**GIVEN EXERCISE**
Everything from the line containing "Output the text content of this document." to the last line of the records must be returned verbatim; nothing else belongs in the output.

**RECORD EXCERPTS**
········
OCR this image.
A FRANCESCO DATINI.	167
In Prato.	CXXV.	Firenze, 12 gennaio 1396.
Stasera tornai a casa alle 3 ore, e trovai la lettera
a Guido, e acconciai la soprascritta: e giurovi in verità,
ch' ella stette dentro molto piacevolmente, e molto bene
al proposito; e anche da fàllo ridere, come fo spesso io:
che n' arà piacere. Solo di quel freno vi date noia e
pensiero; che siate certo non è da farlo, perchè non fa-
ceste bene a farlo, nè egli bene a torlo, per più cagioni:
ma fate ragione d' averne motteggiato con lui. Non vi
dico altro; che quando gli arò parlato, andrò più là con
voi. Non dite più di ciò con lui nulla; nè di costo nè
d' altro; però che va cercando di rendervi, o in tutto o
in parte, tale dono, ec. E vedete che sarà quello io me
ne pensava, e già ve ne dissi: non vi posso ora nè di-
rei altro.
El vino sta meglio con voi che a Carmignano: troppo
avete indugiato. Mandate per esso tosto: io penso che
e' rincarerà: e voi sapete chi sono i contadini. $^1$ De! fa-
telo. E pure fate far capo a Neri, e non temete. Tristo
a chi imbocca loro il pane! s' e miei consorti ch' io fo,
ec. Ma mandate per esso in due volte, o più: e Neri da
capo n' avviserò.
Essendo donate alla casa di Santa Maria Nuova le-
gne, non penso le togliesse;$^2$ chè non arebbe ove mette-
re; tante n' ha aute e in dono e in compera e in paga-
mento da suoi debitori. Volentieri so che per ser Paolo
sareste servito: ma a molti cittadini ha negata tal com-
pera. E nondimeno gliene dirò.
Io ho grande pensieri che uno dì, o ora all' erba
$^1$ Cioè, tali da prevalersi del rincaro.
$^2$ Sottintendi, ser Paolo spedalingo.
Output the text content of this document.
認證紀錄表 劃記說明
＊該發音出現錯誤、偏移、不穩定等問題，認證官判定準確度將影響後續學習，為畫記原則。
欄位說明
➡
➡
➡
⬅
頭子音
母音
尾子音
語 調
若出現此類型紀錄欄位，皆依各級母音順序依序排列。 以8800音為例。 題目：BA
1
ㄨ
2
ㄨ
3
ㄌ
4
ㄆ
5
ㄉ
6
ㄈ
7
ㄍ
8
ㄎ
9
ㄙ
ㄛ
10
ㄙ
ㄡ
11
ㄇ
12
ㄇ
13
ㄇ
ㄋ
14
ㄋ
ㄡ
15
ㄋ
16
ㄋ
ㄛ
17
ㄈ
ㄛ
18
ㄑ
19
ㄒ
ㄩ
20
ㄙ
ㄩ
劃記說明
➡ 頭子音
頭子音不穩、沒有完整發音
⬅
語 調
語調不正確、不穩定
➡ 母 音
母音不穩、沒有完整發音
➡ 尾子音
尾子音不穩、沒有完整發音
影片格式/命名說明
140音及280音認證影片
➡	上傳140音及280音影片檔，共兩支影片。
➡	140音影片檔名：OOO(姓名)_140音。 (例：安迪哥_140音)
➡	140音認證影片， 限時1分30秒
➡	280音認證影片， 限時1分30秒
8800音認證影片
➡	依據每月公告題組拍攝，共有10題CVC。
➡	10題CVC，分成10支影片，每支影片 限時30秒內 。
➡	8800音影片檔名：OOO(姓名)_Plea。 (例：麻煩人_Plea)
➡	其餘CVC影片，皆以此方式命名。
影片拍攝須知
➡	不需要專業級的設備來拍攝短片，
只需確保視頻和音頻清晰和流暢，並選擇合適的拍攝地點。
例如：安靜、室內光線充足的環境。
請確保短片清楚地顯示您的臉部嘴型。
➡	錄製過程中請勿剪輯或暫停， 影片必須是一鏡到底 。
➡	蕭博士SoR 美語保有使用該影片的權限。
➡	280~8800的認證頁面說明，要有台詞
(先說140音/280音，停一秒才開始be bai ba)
········
**EXPECTED ANSWER**
Output the text content of this document.
認證紀錄表 劃記說明
＊該發音出現錯誤、偏移、不穩定等問題，認證官判定準確度將影響後續學習，為畫記原則。
欄位說明
➡
➡
➡
⬅
頭子音
母音
尾子音
語 調
若出現此類型紀錄欄位，皆依各級母音順序依序排列。 以8800音為例。 題目：BA
1
ㄨ
2
ㄨ
3
ㄌ
4
ㄆ
5
ㄉ
6
ㄈ
7
ㄍ
8
ㄎ
9
ㄙ
ㄛ
10
ㄙ
ㄡ
11
ㄇ
12
ㄇ
13
ㄇ
ㄋ
14
ㄋ
ㄡ
15
ㄋ
16
ㄋ
ㄛ
17
ㄈ
ㄛ
18
ㄑ
19
ㄒ
ㄩ
20
ㄙ
ㄩ
劃記說明
➡ 頭子音
頭子音不穩、沒有完整發音
⬅
語 調
語調不正確、不穩定
➡ 母 音
母音不穩、沒有完整發音
➡ 尾子音
尾子音不穩、沒有完整發音
影片格式/命名說明
140音及280音認證影片
➡	上傳140音及280音影片檔，共兩支影片。
➡	140音影片檔名：OOO(姓名)_140音。 (例：安迪哥_140音)
➡	140音認證影片， 限時1分30秒
➡	280音認證影片， 限時1分30秒
8800音認證影片
➡	依據每月公告題組拍攝，共有10題CVC。
➡	10題CVC，分成10支影片，每支影片 限時30秒內 。
➡	8800音影片檔名：OOO(姓名)_Plea。 (例：麻煩人_Plea)
➡	其餘CVC影片，皆以此方式命名。
影片拍攝須知
➡	不需要專業級的設備來拍攝短片，
只需確保視頻和音頻清晰和流暢，並選擇合適的拍攝地點。
例如：安靜、室內光線充足的環境。
請確保短片清楚地顯示您的臉部嘴型。
➡	錄製過程中請勿剪輯或暫停， 影片必須是一鏡到底 。
➡	蕭博士SoR 美語保有使用該影片的權限。
➡	280~8800的認證頁面說明，要有台詞
(先說140音/280音，停一秒才開始be bai ba)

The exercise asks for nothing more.